• Task directions:
Reproduce the listing that follows with no differences at all.

Figure dataset records
|---|

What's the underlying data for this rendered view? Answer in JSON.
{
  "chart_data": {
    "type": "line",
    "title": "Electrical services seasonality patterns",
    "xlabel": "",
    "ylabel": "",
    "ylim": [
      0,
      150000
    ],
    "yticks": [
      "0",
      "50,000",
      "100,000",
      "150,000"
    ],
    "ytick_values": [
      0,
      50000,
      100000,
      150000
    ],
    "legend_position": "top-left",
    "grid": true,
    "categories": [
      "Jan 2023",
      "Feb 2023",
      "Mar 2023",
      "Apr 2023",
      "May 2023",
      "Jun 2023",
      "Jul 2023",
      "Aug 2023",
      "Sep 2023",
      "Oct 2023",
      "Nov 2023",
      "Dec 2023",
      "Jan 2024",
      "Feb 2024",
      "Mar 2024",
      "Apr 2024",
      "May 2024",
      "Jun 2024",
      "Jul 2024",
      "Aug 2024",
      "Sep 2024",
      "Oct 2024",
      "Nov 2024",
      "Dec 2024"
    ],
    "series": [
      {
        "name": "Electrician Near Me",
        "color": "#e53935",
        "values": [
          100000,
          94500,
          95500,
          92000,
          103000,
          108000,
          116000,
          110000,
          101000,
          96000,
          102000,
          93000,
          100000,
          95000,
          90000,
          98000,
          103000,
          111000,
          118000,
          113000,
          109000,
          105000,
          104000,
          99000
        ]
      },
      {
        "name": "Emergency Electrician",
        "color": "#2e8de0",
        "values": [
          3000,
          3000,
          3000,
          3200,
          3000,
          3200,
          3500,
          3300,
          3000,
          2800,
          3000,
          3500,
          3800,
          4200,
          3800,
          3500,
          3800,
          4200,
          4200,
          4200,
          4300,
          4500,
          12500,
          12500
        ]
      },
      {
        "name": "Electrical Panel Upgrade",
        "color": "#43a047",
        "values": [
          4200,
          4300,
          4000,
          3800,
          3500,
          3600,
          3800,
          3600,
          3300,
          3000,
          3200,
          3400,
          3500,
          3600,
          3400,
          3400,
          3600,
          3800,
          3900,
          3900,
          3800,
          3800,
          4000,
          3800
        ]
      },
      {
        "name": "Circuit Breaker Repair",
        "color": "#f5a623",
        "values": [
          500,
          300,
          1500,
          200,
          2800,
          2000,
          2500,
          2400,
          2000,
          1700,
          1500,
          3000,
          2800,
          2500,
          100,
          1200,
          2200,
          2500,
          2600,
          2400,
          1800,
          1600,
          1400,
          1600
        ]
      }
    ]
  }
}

|---|

• Solution to this problem:
What's the underlying data for this rendered view? Answer in JSON.
{
  "chart_data": {
    "type": "line",
    "title": "Electrical services seasonality patterns",
    "xlabel": "",
    "ylabel": "",
    "ylim": [
      0,
      150000
    ],
    "yticks": [
      "0",
      "50,000",
      "100,000",
      "150,000"
    ],
    "ytick_values": [
      0,
      50000,
      100000,
      150000
    ],
    "legend_position": "top-left",
    "grid": true,
    "categories": [
      "Jan 2023",
      "Feb 2023",
      "Mar 2023",
      "Apr 2023",
      "May 2023",
      "Jun 2023",
      "Jul 2023",
      "Aug 2023",
      "Sep 2023",
      "Oct 2023",
      "Nov 2023",
      "Dec 2023",
      "Jan 2024",
      "Feb 2024",
      "Mar 2024",
      "Apr 2024",
      "May 2024",
      "Jun 2024",
      "Jul 2024",
      "Aug 2024",
      "Sep 2024",
      "Oct 2024",
      "Nov 2024",
      "Dec 2024"
    ],
    "series": [
      {
        "name": "Electrician Near Me",
        "color": "#e53935",
        "values": [
          100000,
          94500,
          95500,
          92000,
          103000,
          108000,
          116000,
          110000,
          101000,
          96000,
          102000,
          93000,
          100000,
          95000,
          90000,
          98000,
          103000,
          111000,
          118000,
          113000,
          109000,
          105000,
          104000,
          99000
        ]
      },
      {
        "name": "Emergency Electrician",
        "color": "#2e8de0",
        "values": [
          3000,
          3000,
          3000,
          3200,
          3000,
          3200,
          3500,
          3300,
          3000,
          2800,
          3000,
          3500,
          3800,
          4200,
          3800,
          3500,
          3800,
          4200,
          4200,
          4200,
          4300,
          4500,
          12500,
          12500
        ]
      },
      {
        "name": "Electrical Panel Upgrade",
        "color": "#43a047",
        "values": [
          4200,
          4300,
          4000,
          3800,
          3500,
          3600,
          3800,
          3600,
          3300,
          3000,
          3200,
          3400,
          3500,
          3600,
          3400,
          3400,
          3600,
          3800,
          3900,
          3900,
          3800,
          3800,
          4000,
          3800
        ]
      },
      {
        "name": "Circuit Breaker Repair",
        "color": "#f5a623",
        "values": [
          500,
          300,
          1500,
          200,
          2800,
          2000,
          2500,
          2400,
          2000,
          1700,
          1500,
          3000,
          2800,
          2500,
          100,
          1200,
          2200,
          2500,
          2600,
          2400,
          1800,
          1600,
          1400,
          1600
        ]
      }
    ]
  }
}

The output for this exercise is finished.